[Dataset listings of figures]
----------------------------------------
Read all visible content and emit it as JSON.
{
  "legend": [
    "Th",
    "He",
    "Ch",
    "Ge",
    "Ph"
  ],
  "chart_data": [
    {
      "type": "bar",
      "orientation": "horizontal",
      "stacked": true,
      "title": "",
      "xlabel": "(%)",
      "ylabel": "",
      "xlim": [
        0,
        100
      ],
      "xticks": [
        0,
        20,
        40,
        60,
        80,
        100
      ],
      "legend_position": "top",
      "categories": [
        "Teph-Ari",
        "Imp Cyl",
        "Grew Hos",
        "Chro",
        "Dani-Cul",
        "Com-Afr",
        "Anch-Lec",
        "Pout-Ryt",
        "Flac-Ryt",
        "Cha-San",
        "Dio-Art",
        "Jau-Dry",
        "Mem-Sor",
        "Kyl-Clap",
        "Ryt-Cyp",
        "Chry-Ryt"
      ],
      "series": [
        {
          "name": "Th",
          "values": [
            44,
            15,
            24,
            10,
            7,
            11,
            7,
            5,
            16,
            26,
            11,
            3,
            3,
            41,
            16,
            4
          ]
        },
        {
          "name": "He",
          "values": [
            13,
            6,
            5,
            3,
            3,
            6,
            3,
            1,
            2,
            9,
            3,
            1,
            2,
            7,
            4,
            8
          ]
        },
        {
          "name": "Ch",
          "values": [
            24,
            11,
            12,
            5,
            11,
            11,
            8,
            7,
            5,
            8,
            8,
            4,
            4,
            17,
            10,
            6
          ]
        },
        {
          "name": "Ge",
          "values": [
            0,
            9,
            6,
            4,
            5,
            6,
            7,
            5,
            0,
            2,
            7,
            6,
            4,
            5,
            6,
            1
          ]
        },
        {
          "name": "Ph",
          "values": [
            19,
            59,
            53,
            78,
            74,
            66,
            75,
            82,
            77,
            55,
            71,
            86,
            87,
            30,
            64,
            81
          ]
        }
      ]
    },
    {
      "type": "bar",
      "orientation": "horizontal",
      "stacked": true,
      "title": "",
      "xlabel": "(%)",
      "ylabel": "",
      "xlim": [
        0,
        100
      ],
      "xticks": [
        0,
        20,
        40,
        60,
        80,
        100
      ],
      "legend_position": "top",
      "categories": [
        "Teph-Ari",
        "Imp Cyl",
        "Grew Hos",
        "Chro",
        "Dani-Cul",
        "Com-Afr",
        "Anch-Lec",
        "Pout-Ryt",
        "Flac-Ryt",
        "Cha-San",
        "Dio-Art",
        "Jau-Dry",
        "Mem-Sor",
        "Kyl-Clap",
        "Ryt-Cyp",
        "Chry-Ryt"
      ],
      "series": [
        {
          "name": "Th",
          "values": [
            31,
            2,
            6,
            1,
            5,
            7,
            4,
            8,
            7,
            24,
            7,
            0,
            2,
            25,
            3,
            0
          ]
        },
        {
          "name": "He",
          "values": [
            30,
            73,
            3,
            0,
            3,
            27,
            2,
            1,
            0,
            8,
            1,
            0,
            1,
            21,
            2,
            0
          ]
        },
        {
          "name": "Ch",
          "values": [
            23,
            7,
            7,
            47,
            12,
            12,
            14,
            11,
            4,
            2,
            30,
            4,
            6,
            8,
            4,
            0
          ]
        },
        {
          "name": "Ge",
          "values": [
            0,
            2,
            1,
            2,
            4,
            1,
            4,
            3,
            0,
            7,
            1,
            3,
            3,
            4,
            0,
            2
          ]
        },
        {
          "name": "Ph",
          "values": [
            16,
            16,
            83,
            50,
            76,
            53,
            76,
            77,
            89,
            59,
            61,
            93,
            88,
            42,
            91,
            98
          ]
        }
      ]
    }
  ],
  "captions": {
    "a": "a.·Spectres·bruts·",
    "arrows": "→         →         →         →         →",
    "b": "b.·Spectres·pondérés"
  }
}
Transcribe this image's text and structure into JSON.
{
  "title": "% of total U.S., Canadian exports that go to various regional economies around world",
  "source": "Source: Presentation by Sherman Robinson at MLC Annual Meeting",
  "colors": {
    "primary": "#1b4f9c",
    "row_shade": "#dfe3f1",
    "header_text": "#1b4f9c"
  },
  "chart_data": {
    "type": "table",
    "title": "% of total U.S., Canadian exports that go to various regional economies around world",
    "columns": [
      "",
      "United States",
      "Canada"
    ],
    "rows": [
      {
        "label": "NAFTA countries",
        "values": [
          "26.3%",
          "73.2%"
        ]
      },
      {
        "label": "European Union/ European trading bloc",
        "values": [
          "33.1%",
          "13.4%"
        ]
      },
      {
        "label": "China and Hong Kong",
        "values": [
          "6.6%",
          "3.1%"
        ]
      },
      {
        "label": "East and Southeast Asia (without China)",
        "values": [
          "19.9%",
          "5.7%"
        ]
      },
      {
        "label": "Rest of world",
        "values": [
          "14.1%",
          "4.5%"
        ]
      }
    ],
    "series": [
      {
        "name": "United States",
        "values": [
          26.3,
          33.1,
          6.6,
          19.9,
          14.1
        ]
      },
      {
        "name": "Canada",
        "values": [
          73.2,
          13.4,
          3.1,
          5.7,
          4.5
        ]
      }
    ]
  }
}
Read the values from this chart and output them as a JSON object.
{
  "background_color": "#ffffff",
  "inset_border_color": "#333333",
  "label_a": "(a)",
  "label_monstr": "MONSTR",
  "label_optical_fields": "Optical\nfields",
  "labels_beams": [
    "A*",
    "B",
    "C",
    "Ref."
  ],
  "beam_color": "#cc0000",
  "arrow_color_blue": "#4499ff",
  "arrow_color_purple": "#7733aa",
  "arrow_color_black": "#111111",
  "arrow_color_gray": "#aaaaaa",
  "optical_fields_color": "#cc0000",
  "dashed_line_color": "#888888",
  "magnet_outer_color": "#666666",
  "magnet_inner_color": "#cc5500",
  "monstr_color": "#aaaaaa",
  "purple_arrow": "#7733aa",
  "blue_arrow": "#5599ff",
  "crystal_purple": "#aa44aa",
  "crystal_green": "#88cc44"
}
----------------------------------------
YOUR INSTRUCTIONS: Output all records verbatim.

RESPONSE BELOW:
Read all visible content and emit it as JSON.
{
  "legend": [
    "Th",
    "He",
    "Ch",
    "Ge",
    "Ph"
  ],
  "chart_data": [
    {
      "type": "bar",
      "orientation": "horizontal",
      "stacked": true,
      "title": "",
      "xlabel": "(%)",
      "ylabel": "",
      "xlim": [
        0,
        100
      ],
      "xticks": [
        0,
        20,
        40,
        60,
        80,
        100
      ],
      "legend_position": "top",
      "categories": [
        "Teph-Ari",
        "Imp Cyl",
        "Grew Hos",
        "Chro",
        "Dani-Cul",
        "Com-Afr",
        "Anch-Lec",
        "Pout-Ryt",
        "Flac-Ryt",
        "Cha-San",
        "Dio-Art",
        "Jau-Dry",
        "Mem-Sor",
        "Kyl-Clap",
        "Ryt-Cyp",
        "Chry-Ryt"
      ],
      "series": [
        {
          "name": "Th",
          "values": [
            44,
            15,
            24,
            10,
            7,
            11,
            7,
            5,
            16,
            26,
            11,
            3,
            3,
            41,
            16,
            4
          ]
        },
        {
          "name": "He",
          "values": [
            13,
            6,
            5,
            3,
            3,
            6,
            3,
            1,
            2,
            9,
            3,
            1,
            2,
            7,
            4,
            8
          ]
        },
        {
          "name": "Ch",
          "values": [
            24,
            11,
            12,
            5,
            11,
            11,
            8,
            7,
            5,
            8,
            8,
            4,
            4,
            17,
            10,
            6
          ]
        },
        {
          "name": "Ge",
          "values": [
            0,
            9,
            6,
            4,
            5,
            6,
            7,
            5,
            0,
            2,
            7,
            6,
            4,
            5,
            6,
            1
          ]
        },
        {
          "name": "Ph",
          "values": [
            19,
            59,
            53,
            78,
            74,
            66,
            75,
            82,
            77,
            55,
            71,
            86,
            87,
            30,
            64,
            81
          ]
        }
      ]
    },
    {
      "type": "bar",
      "orientation": "horizontal",
      "stacked": true,
      "title": "",
      "xlabel": "(%)",
      "ylabel": "",
      "xlim": [
        0,
        100
      ],
      "xticks": [
        0,
        20,
        40,
        60,
        80,
        100
      ],
      "legend_position": "top",
      "categories": [
        "Teph-Ari",
        "Imp Cyl",
        "Grew Hos",
        "Chro",
        "Dani-Cul",
        "Com-Afr",
        "Anch-Lec",
        "Pout-Ryt",
        "Flac-Ryt",
        "Cha-San",
        "Dio-Art",
        "Jau-Dry",
        "Mem-Sor",
        "Kyl-Clap",
        "Ryt-Cyp",
        "Chry-Ryt"
      ],
      "series": [
        {
          "name": "Th",
          "values": [
            31,
            2,
            6,
            1,
            5,
            7,
            4,
            8,
            7,
            24,
            7,
            0,
            2,
            25,
            3,
            0
          ]
        },
        {
          "name": "He",
          "values": [
            30,
            73,
            3,
            0,
            3,
            27,
            2,
            1,
            0,
            8,
            1,
            0,
            1,
            21,
            2,
            0
          ]
        },
        {
          "name": "Ch",
          "values": [
            23,
            7,
            7,
            47,
            12,
            12,
            14,
            11,
            4,
            2,
            30,
            4,
            6,
            8,
            4,
            0
          ]
        },
        {
          "name": "Ge",
          "values": [
            0,
            2,
            1,
            2,
            4,
            1,
            4,
            3,
            0,
            7,
            1,
            3,
            3,
            4,
            0,
            2
          ]
        },
        {
          "name": "Ph",
          "values": [
            16,
            16,
            83,
            50,
            76,
            53,
            76,
            77,
            89,
            59,
            61,
            93,
            88,
            42,
            91,
            98
          ]
        }
      ]
    }
  ],
  "captions": {
    "a": "a.·Spectres·bruts·",
    "arrows": "→         →         →         →         →",
    "b": "b.·Spectres·pondérés"
  }
}
Transcribe this image's text and structure into JSON.
{
  "title": "% of total U.S., Canadian exports that go to various regional economies around world",
  "source": "Source: Presentation by Sherman Robinson at MLC Annual Meeting",
  "colors": {
    "primary": "#1b4f9c",
    "row_shade": "#dfe3f1",
    "header_text": "#1b4f9c"
  },
  "chart_data": {
    "type": "table",
    "title": "% of total U.S., Canadian exports that go to various regional economies around world",
    "columns": [
      "",
      "United States",
      "Canada"
    ],
    "rows": [
      {
        "label": "NAFTA countries",
        "values": [
          "26.3%",
          "73.2%"
        ]
      },
      {
        "label": "European Union/ European trading bloc",
        "values": [
          "33.1%",
          "13.4%"
        ]
      },
      {
        "label": "China and Hong Kong",
        "values": [
          "6.6%",
          "3.1%"
        ]
      },
      {
        "label": "East and Southeast Asia (without China)",
        "values": [
          "19.9%",
          "5.7%"
        ]
      },
      {
        "label": "Rest of world",
        "values": [
          "14.1%",
          "4.5%"
        ]
      }
    ],
    "series": [
      {
        "name": "United States",
        "values": [
          26.3,
          33.1,
          6.6,
          19.9,
          14.1
        ]
      },
      {
        "name": "Canada",
        "values": [
          73.2,
          13.4,
          3.1,
          5.7,
          4.5
        ]
      }
    ]
  }
}
Read the values from this chart and output them as a JSON object.
{
  "background_color": "#ffffff",
  "inset_border_color": "#333333",
  "label_a": "(a)",
  "label_monstr": "MONSTR",
  "label_optical_fields": "Optical\nfields",
  "labels_beams": [
    "A*",
    "B",
    "C",
    "Ref."
  ],
  "beam_color": "#cc0000",
  "arrow_color_blue": "#4499ff",
  "arrow_color_purple": "#7733aa",
  "arrow_color_black": "#111111",
  "arrow_color_gray": "#aaaaaa",
  "optical_fields_color": "#cc0000",
  "dashed_line_color": "#888888",
  "magnet_outer_color": "#666666",
  "magnet_inner_color": "#cc5500",
  "monstr_color": "#aaaaaa",
  "purple_arrow": "#7733aa",
  "blue_arrow": "#5599ff",
  "crystal_purple": "#aa44aa",
  "crystal_green": "#88cc44"
}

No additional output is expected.